## TASK PROMPT:
Could every line of the data be printed exactly as it reads?

## RECORDS FOR THIS EXERCISE:
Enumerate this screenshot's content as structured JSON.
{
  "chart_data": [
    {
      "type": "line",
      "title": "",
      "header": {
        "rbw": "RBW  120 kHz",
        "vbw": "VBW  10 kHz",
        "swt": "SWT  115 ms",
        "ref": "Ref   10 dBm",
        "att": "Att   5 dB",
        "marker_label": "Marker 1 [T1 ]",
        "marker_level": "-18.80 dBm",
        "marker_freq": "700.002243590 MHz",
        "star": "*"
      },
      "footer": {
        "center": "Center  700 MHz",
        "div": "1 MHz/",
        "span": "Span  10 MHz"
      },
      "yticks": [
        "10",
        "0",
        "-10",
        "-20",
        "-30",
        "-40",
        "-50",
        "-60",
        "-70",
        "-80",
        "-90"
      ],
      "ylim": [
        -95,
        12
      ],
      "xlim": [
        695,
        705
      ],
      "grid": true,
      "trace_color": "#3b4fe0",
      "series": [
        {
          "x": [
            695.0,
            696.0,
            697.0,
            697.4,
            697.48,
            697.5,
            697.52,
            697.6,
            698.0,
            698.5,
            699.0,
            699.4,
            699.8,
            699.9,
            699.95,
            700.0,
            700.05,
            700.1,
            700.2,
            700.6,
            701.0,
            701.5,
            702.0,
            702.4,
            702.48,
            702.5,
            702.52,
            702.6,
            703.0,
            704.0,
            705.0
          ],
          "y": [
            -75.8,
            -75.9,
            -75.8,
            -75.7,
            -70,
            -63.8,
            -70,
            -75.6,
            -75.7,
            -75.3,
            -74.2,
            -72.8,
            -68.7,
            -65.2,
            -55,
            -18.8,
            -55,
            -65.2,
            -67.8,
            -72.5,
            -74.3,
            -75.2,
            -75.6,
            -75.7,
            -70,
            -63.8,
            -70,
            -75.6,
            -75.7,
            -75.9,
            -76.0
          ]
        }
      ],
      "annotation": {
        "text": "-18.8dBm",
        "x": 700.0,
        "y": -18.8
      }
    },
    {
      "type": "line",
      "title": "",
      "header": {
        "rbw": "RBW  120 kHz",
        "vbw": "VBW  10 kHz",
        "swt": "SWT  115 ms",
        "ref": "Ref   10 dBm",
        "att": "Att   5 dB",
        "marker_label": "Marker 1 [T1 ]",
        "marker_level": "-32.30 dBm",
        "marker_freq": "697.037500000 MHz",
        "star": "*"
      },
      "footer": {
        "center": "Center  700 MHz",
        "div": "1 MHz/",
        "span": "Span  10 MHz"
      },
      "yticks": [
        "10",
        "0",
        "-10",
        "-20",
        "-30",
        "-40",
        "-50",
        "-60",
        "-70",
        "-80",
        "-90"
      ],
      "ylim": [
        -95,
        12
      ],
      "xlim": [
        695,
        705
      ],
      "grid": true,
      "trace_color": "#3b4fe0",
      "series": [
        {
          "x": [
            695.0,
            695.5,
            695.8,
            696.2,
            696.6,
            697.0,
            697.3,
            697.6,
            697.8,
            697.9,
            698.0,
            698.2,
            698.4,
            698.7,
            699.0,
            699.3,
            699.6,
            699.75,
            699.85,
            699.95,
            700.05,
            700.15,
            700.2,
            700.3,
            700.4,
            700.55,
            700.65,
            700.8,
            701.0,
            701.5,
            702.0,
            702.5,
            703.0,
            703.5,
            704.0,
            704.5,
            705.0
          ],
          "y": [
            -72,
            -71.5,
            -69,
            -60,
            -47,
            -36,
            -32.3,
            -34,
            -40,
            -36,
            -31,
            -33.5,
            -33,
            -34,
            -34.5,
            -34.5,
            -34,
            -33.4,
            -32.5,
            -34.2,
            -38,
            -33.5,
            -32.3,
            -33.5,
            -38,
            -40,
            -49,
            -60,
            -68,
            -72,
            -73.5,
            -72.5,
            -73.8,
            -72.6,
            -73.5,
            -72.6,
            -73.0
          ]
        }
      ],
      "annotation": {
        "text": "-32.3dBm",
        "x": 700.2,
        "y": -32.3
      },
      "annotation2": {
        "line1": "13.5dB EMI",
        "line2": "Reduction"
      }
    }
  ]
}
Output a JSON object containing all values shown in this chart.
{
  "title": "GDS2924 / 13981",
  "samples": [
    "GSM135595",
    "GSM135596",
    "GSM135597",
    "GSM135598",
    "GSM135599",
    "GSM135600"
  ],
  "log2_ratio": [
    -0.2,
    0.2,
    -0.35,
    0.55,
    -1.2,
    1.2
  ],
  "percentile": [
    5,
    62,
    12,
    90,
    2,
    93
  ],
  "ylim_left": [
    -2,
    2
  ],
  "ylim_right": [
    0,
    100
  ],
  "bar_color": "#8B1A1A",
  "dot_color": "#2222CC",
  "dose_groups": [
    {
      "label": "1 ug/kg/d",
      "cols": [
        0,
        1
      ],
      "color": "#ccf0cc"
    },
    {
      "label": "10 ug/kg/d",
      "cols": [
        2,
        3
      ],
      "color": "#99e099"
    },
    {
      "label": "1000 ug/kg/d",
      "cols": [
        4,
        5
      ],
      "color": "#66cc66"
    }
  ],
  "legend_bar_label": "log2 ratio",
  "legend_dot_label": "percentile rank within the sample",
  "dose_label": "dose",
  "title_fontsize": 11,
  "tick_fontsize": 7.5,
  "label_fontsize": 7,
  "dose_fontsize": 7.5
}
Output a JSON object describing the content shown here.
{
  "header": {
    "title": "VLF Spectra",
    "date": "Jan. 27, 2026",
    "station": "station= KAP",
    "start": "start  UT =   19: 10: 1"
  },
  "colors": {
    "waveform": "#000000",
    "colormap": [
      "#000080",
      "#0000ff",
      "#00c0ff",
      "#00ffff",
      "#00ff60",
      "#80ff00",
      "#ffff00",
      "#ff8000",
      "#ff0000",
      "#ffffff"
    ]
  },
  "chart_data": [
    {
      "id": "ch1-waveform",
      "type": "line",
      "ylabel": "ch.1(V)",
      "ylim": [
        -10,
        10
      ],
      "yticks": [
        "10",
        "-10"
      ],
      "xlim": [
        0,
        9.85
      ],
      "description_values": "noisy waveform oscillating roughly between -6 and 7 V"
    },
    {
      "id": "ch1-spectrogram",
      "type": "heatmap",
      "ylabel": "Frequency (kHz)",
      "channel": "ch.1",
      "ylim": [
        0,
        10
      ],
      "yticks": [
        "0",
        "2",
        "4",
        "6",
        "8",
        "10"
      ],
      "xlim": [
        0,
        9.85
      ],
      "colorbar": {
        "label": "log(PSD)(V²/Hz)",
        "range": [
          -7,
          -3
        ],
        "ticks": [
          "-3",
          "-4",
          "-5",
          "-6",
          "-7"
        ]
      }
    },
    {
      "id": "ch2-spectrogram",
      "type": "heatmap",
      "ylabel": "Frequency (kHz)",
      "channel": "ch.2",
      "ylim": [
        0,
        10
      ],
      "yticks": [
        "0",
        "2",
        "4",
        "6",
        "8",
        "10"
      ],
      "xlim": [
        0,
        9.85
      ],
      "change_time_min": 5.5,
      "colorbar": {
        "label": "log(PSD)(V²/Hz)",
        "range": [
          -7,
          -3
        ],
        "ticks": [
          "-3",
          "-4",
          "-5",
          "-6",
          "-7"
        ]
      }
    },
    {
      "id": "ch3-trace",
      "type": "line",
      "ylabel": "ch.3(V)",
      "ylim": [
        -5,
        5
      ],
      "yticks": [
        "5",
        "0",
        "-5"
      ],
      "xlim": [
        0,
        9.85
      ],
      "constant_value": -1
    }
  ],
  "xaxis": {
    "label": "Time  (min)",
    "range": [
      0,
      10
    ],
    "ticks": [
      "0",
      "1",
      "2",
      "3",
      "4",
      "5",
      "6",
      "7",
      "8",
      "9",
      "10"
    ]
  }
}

## RIGHT ANSWER:
Enumerate this screenshot's content as structured JSON.
{
  "chart_data": [
    {
      "type": "line",
      "title": "",
      "header": {
        "rbw": "RBW  120 kHz",
        "vbw": "VBW  10 kHz",
        "swt": "SWT  115 ms",
        "ref": "Ref   10 dBm",
        "att": "Att   5 dB",
        "marker_label": "Marker 1 [T1 ]",
        "marker_level": "-18.80 dBm",
        "marker_freq": "700.002243590 MHz",
        "star": "*"
      },
      "footer": {
        "center": "Center  700 MHz",
        "div": "1 MHz/",
        "span": "Span  10 MHz"
      },
      "yticks": [
        "10",
        "0",
        "-10",
        "-20",
        "-30",
        "-40",
        "-50",
        "-60",
        "-70",
        "-80",
        "-90"
      ],
      "ylim": [
        -95,
        12
      ],
      "xlim": [
        695,
        705
      ],
      "grid": true,
      "trace_color": "#3b4fe0",
      "series": [
        {
          "x": [
            695.0,
            696.0,
            697.0,
            697.4,
            697.48,
            697.5,
            697.52,
            697.6,
            698.0,
            698.5,
            699.0,
            699.4,
            699.8,
            699.9,
            699.95,
            700.0,
            700.05,
            700.1,
            700.2,
            700.6,
            701.0,
            701.5,
            702.0,
            702.4,
            702.48,
            702.5,
            702.52,
            702.6,
            703.0,
            704.0,
            705.0
          ],
          "y": [
            -75.8,
            -75.9,
            -75.8,
            -75.7,
            -70,
            -63.8,
            -70,
            -75.6,
            -75.7,
            -75.3,
            -74.2,
            -72.8,
            -68.7,
            -65.2,
            -55,
            -18.8,
            -55,
            -65.2,
            -67.8,
            -72.5,
            -74.3,
            -75.2,
            -75.6,
            -75.7,
            -70,
            -63.8,
            -70,
            -75.6,
            -75.7,
            -75.9,
            -76.0
          ]
        }
      ],
      "annotation": {
        "text": "-18.8dBm",
        "x": 700.0,
        "y": -18.8
      }
    },
    {
      "type": "line",
      "title": "",
      "header": {
        "rbw": "RBW  120 kHz",
        "vbw": "VBW  10 kHz",
        "swt": "SWT  115 ms",
        "ref": "Ref   10 dBm",
        "att": "Att   5 dB",
        "marker_label": "Marker 1 [T1 ]",
        "marker_level": "-32.30 dBm",
        "marker_freq": "697.037500000 MHz",
        "star": "*"
      },
      "footer": {
        "center": "Center  700 MHz",
        "div": "1 MHz/",
        "span": "Span  10 MHz"
      },
      "yticks": [
        "10",
        "0",
        "-10",
        "-20",
        "-30",
        "-40",
        "-50",
        "-60",
        "-70",
        "-80",
        "-90"
      ],
      "ylim": [
        -95,
        12
      ],
      "xlim": [
        695,
        705
      ],
      "grid": true,
      "trace_color": "#3b4fe0",
      "series": [
        {
          "x": [
            695.0,
            695.5,
            695.8,
            696.2,
            696.6,
            697.0,
            697.3,
            697.6,
            697.8,
            697.9,
            698.0,
            698.2,
            698.4,
            698.7,
            699.0,
            699.3,
            699.6,
            699.75,
            699.85,
            699.95,
            700.05,
            700.15,
            700.2,
            700.3,
            700.4,
            700.55,
            700.65,
            700.8,
            701.0,
            701.5,
            702.0,
            702.5,
            703.0,
            703.5,
            704.0,
            704.5,
            705.0
          ],
          "y": [
            -72,
            -71.5,
            -69,
            -60,
            -47,
            -36,
            -32.3,
            -34,
            -40,
            -36,
            -31,
            -33.5,
            -33,
            -34,
            -34.5,
            -34.5,
            -34,
            -33.4,
            -32.5,
            -34.2,
            -38,
            -33.5,
            -32.3,
            -33.5,
            -38,
            -40,
            -49,
            -60,
            -68,
            -72,
            -73.5,
            -72.5,
            -73.8,
            -72.6,
            -73.5,
            -72.6,
            -73.0
          ]
        }
      ],
      "annotation": {
        "text": "-32.3dBm",
        "x": 700.2,
        "y": -32.3
      },
      "annotation2": {
        "line1": "13.5dB EMI",
        "line2": "Reduction"
      }
    }
  ]
}
Output a JSON object containing all values shown in this chart.
{
  "title": "GDS2924 / 13981",
  "samples": [
    "GSM135595",
    "GSM135596",
    "GSM135597",
    "GSM135598",
    "GSM135599",
    "GSM135600"
  ],
  "log2_ratio": [
    -0.2,
    0.2,
    -0.35,
    0.55,
    -1.2,
    1.2
  ],
  "percentile": [
    5,
    62,
    12,
    90,
    2,
    93
  ],
  "ylim_left": [
    -2,
    2
  ],
  "ylim_right": [
    0,
    100
  ],
  "bar_color": "#8B1A1A",
  "dot_color": "#2222CC",
  "dose_groups": [
    {
      "label": "1 ug/kg/d",
      "cols": [
        0,
        1
      ],
      "color": "#ccf0cc"
    },
    {
      "label": "10 ug/kg/d",
      "cols": [
        2,
        3
      ],
      "color": "#99e099"
    },
    {
      "label": "1000 ug/kg/d",
      "cols": [
        4,
        5
      ],
      "color": "#66cc66"
    }
  ],
  "legend_bar_label": "log2 ratio",
  "legend_dot_label": "percentile rank within the sample",
  "dose_label": "dose",
  "title_fontsize": 11,
  "tick_fontsize": 7.5,
  "label_fontsize": 7,
  "dose_fontsize": 7.5
}
Output a JSON object describing the content shown here.
{
  "header": {
    "title": "VLF Spectra",
    "date": "Jan. 27, 2026",
    "station": "station= KAP",
    "start": "start  UT =   19: 10: 1"
  },
  "colors": {
    "waveform": "#000000",
    "colormap": [
      "#000080",
      "#0000ff",
      "#00c0ff",
      "#00ffff",
      "#00ff60",
      "#80ff00",
      "#ffff00",
      "#ff8000",
      "#ff0000",
      "#ffffff"
    ]
  },
  "chart_data": [
    {
      "id": "ch1-waveform",
      "type": "line",
      "ylabel": "ch.1(V)",
      "ylim": [
        -10,
        10
      ],
      "yticks": [
        "10",
        "-10"
      ],
      "xlim": [
        0,
        9.85
      ],
      "description_values": "noisy waveform oscillating roughly between -6 and 7 V"
    },
    {
      "id": "ch1-spectrogram",
      "type": "heatmap",
      "ylabel": "Frequency (kHz)",
      "channel": "ch.1",
      "ylim": [
        0,
        10
      ],
      "yticks": [
        "0",
        "2",
        "4",
        "6",
        "8",
        "10"
      ],
      "xlim": [
        0,
        9.85
      ],
      "colorbar": {
        "label": "log(PSD)(V²/Hz)",
        "range": [
          -7,
          -3
        ],
        "ticks": [
          "-3",
          "-4",
          "-5",
          "-6",
          "-7"
        ]
      }
    },
    {
      "id": "ch2-spectrogram",
      "type": "heatmap",
      "ylabel": "Frequency (kHz)",
      "channel": "ch.2",
      "ylim": [
        0,
        10
      ],
      "yticks": [
        "0",
        "2",
        "4",
        "6",
        "8",
        "10"
      ],
      "xlim": [
        0,
        9.85
      ],
      "change_time_min": 5.5,
      "colorbar": {
        "label": "log(PSD)(V²/Hz)",
        "range": [
          -7,
          -3
        ],
        "ticks": [
          "-3",
          "-4",
          "-5",
          "-6",
          "-7"
        ]
      }
    },
    {
      "id": "ch3-trace",
      "type": "line",
      "ylabel": "ch.3(V)",
      "ylim": [
        -5,
        5
      ],
      "yticks": [
        "5",
        "0",
        "-5"
      ],
      "xlim": [
        0,
        9.85
      ],
      "constant_value": -1
    }
  ],
  "xaxis": {
    "label": "Time  (min)",
    "range": [
      0,
      10
    ],
    "ticks": [
      "0",
      "1",
      "2",
      "3",
      "4",
      "5",
      "6",
      "7",
      "8",
      "9",
      "10"
    ]
  }
}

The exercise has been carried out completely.